■ Exercise prompt: Pull out every line from the listing that has the word "lightgreen".

■ Exercise data:

———

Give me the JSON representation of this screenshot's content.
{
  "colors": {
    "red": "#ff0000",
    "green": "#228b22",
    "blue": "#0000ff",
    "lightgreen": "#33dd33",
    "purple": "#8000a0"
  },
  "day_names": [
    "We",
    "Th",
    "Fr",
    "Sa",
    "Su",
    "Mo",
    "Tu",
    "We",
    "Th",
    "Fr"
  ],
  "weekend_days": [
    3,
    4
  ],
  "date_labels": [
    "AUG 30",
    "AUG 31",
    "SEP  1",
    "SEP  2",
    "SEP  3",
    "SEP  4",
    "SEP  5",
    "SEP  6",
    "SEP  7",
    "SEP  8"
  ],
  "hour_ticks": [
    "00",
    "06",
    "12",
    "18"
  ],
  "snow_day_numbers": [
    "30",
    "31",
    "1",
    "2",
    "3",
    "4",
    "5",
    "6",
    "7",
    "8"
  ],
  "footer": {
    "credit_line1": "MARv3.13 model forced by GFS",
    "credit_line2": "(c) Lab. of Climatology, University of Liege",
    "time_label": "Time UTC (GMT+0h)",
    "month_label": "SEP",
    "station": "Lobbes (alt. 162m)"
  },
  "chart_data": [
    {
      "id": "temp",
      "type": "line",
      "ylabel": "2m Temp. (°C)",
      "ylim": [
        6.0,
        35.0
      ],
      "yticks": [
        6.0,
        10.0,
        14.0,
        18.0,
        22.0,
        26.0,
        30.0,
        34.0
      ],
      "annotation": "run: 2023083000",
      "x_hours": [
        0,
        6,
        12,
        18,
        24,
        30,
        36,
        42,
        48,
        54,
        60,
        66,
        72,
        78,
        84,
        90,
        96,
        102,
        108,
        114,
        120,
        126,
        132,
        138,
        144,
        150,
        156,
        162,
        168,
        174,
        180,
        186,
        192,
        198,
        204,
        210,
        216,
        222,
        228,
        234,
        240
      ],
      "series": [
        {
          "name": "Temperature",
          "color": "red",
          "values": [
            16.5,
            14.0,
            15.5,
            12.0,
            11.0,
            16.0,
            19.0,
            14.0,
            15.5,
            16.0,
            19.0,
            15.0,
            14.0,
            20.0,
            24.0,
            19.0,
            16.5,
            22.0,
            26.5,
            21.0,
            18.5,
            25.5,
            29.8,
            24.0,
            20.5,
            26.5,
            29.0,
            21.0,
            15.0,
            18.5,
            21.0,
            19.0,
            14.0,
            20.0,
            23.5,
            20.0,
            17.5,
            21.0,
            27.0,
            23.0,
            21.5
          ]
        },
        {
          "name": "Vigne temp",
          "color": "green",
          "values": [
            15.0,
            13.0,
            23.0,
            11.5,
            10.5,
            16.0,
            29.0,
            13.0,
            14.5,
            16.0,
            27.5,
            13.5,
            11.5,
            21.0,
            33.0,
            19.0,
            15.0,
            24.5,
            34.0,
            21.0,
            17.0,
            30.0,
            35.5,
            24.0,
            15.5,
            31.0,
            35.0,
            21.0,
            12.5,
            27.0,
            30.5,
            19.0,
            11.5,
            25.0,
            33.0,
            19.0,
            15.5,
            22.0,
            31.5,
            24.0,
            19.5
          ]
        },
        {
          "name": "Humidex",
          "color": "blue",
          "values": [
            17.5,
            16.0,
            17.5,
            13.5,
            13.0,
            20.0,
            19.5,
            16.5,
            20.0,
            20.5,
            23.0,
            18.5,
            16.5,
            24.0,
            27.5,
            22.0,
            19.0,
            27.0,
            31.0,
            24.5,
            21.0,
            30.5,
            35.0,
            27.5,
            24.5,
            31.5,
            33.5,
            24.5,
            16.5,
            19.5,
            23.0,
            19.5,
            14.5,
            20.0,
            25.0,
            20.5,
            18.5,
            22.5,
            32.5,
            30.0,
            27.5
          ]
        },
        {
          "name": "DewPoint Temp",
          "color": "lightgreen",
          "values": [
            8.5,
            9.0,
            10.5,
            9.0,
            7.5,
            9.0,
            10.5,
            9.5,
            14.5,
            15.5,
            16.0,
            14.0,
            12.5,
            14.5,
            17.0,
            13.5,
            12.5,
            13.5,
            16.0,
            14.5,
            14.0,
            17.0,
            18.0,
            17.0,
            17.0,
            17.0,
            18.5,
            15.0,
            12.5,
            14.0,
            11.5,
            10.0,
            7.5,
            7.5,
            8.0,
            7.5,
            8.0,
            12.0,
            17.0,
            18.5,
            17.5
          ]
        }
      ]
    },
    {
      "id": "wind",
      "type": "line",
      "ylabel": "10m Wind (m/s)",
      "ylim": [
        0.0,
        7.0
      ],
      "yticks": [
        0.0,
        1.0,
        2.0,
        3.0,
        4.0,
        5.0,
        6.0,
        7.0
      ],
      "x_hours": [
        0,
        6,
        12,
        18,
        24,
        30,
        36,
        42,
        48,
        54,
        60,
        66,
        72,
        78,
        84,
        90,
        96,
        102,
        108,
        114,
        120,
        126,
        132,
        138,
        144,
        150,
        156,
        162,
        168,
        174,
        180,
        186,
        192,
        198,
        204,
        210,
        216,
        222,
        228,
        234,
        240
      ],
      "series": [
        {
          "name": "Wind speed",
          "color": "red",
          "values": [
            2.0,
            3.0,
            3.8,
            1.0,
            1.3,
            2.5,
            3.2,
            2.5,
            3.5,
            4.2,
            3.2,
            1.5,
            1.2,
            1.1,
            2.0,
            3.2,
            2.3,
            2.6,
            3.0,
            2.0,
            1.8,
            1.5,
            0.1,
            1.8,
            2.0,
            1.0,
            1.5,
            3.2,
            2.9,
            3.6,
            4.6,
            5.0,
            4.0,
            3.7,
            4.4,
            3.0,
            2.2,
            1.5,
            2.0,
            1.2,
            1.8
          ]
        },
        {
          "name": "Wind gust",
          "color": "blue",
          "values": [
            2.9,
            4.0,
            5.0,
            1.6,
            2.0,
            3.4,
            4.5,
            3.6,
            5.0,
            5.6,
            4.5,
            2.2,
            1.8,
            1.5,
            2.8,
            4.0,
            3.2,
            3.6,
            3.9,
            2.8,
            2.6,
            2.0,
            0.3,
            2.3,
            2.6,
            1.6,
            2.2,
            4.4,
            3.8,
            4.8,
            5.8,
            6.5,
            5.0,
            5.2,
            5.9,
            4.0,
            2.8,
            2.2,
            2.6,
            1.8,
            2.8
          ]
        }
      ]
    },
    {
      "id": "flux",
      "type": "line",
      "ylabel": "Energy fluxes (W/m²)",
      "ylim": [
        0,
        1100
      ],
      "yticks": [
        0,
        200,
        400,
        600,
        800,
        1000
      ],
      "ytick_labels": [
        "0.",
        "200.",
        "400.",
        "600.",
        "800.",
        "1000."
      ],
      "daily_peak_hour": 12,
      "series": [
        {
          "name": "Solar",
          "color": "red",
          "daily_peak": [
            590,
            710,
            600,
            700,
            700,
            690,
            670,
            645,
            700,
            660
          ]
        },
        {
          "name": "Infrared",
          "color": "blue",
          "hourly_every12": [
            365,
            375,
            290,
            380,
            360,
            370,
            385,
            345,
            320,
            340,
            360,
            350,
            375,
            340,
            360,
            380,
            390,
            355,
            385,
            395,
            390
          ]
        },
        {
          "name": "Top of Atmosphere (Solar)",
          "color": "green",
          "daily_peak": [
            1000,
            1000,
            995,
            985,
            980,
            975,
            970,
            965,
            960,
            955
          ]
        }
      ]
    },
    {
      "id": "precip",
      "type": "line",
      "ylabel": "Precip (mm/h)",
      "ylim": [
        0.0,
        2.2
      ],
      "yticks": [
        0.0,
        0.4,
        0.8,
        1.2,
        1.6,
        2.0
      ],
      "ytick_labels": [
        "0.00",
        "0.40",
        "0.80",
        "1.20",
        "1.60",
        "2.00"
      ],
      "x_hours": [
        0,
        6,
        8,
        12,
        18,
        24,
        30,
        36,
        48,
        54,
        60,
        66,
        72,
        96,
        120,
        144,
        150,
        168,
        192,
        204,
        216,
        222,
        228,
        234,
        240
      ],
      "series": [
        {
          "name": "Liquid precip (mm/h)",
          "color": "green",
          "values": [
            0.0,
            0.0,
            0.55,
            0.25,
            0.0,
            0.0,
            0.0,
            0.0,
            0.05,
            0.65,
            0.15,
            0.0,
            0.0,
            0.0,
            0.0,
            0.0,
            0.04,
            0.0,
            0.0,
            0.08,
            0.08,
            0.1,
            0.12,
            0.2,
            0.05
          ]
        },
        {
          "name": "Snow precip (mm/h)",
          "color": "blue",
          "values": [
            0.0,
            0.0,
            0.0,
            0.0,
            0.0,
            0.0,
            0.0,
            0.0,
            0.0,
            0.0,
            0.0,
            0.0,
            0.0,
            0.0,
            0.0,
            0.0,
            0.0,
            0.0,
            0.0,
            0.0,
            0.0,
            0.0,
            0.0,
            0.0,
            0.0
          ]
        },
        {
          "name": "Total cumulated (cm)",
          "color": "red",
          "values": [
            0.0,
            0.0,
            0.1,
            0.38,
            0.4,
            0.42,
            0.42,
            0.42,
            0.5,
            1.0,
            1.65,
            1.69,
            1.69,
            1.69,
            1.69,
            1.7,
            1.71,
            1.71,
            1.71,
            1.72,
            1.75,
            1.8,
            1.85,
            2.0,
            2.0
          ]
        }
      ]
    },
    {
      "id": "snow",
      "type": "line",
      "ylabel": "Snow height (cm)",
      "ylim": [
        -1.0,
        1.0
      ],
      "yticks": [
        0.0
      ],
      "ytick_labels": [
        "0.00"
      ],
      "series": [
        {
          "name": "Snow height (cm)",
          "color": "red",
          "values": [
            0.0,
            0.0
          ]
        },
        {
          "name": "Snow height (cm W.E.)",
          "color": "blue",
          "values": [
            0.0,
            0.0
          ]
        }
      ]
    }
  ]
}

———

■ Full response:
    "lightgreen": "#33dd33",
          "color": "lightgreen",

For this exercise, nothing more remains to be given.